## Do this
Tally up the lines where the string "Victor" appears; reply with the number only.
# Start of Recorded information
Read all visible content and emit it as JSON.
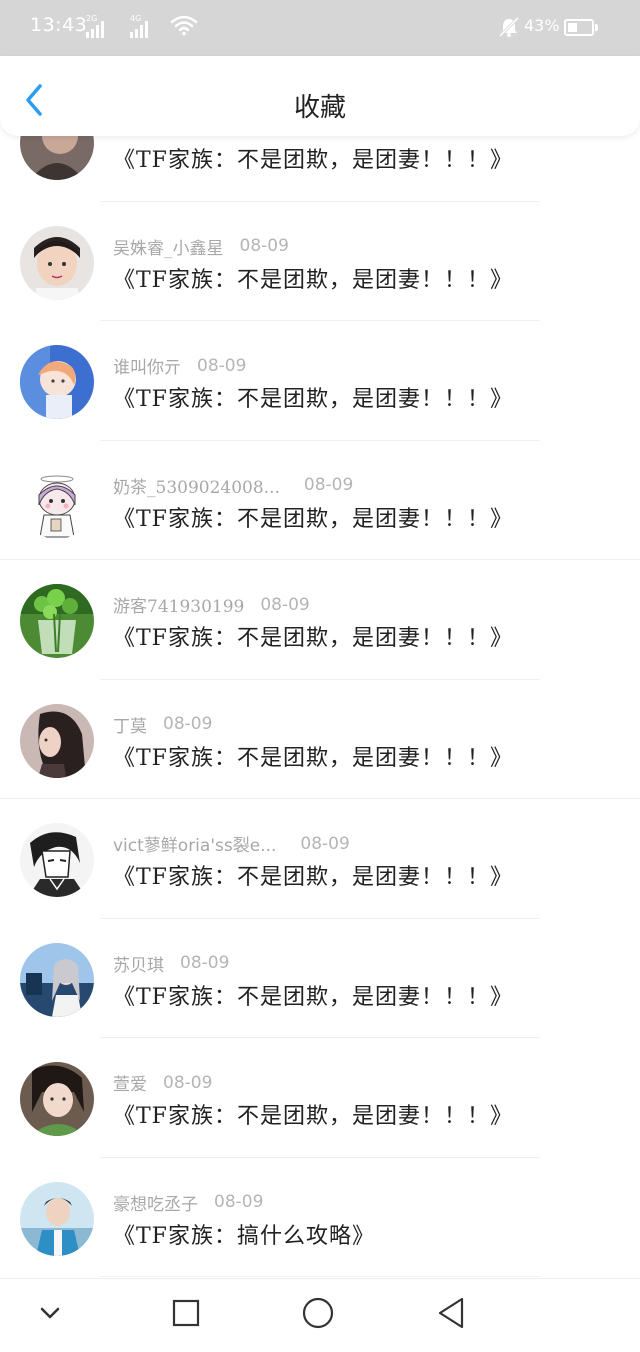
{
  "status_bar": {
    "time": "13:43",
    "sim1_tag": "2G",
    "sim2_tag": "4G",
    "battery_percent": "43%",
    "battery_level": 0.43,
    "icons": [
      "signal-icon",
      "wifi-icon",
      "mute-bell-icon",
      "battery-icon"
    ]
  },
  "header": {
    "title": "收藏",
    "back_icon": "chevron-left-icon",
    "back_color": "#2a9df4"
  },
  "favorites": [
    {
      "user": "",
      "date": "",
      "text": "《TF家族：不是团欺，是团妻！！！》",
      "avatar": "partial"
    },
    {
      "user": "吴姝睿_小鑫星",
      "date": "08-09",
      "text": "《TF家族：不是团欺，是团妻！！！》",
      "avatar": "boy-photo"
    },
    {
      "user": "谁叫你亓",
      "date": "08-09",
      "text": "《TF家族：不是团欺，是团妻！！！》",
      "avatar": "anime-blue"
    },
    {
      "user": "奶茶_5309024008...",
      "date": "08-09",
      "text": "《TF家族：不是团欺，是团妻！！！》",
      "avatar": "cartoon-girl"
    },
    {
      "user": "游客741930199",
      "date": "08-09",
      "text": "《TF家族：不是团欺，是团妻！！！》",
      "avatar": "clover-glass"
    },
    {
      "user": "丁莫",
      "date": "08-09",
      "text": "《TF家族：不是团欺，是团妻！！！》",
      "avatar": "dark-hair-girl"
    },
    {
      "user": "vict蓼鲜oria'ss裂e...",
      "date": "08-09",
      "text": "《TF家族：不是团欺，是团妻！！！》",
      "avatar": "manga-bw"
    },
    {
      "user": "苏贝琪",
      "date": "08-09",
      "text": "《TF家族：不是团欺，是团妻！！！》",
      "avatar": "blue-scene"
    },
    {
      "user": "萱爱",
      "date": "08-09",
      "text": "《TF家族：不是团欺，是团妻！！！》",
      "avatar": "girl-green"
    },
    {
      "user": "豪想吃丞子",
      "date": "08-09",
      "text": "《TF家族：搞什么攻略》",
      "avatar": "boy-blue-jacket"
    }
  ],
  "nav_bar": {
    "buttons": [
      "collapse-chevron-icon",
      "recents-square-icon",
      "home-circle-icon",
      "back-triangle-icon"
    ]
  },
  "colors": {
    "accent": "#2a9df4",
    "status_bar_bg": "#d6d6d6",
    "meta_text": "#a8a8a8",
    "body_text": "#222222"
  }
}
# End of Recorded information
# Start of Recorded information
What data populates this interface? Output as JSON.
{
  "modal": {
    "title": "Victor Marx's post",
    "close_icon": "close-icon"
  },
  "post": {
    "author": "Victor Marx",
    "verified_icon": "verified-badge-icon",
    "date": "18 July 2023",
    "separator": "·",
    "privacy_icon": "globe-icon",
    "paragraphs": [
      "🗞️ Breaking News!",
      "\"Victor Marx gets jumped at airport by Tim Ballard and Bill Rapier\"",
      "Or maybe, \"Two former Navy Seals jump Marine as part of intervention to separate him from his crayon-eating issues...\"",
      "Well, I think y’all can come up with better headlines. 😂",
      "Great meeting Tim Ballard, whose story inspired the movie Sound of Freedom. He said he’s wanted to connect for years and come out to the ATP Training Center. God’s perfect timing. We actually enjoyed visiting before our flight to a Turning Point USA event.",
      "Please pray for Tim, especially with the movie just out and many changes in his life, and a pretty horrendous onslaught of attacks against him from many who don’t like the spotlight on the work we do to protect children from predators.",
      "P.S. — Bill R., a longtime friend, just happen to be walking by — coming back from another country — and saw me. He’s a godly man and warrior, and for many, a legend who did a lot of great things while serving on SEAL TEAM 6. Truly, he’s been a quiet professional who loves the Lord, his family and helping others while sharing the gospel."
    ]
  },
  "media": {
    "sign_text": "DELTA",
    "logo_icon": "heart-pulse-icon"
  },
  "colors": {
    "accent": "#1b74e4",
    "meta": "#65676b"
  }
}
# End of Recorded information
# Start of Recorded information
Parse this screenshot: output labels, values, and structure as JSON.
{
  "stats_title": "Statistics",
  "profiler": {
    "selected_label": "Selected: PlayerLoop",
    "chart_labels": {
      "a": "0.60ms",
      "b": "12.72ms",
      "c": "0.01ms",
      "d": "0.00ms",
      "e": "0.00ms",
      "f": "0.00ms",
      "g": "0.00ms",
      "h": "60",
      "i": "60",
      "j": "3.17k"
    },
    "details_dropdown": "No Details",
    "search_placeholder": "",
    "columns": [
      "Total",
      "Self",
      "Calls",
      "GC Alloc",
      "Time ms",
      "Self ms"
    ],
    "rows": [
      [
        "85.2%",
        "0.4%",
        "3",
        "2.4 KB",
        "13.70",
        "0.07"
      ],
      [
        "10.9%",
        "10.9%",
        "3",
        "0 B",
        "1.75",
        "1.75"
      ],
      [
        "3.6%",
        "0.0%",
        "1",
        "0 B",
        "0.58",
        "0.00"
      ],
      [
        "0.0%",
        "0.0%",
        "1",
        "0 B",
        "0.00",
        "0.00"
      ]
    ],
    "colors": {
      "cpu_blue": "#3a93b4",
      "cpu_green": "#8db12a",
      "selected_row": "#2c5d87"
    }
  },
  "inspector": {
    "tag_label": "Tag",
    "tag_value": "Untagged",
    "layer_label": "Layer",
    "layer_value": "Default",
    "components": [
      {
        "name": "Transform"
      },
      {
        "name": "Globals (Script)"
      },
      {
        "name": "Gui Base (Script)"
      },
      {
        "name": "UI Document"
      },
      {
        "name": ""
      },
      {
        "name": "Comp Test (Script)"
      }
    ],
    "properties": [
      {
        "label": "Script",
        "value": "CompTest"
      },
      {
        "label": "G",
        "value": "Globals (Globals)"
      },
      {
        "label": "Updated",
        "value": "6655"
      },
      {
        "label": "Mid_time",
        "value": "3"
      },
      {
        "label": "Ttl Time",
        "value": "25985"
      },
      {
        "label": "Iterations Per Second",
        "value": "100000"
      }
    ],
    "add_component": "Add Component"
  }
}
# End of Recorded information
## Result of the task
3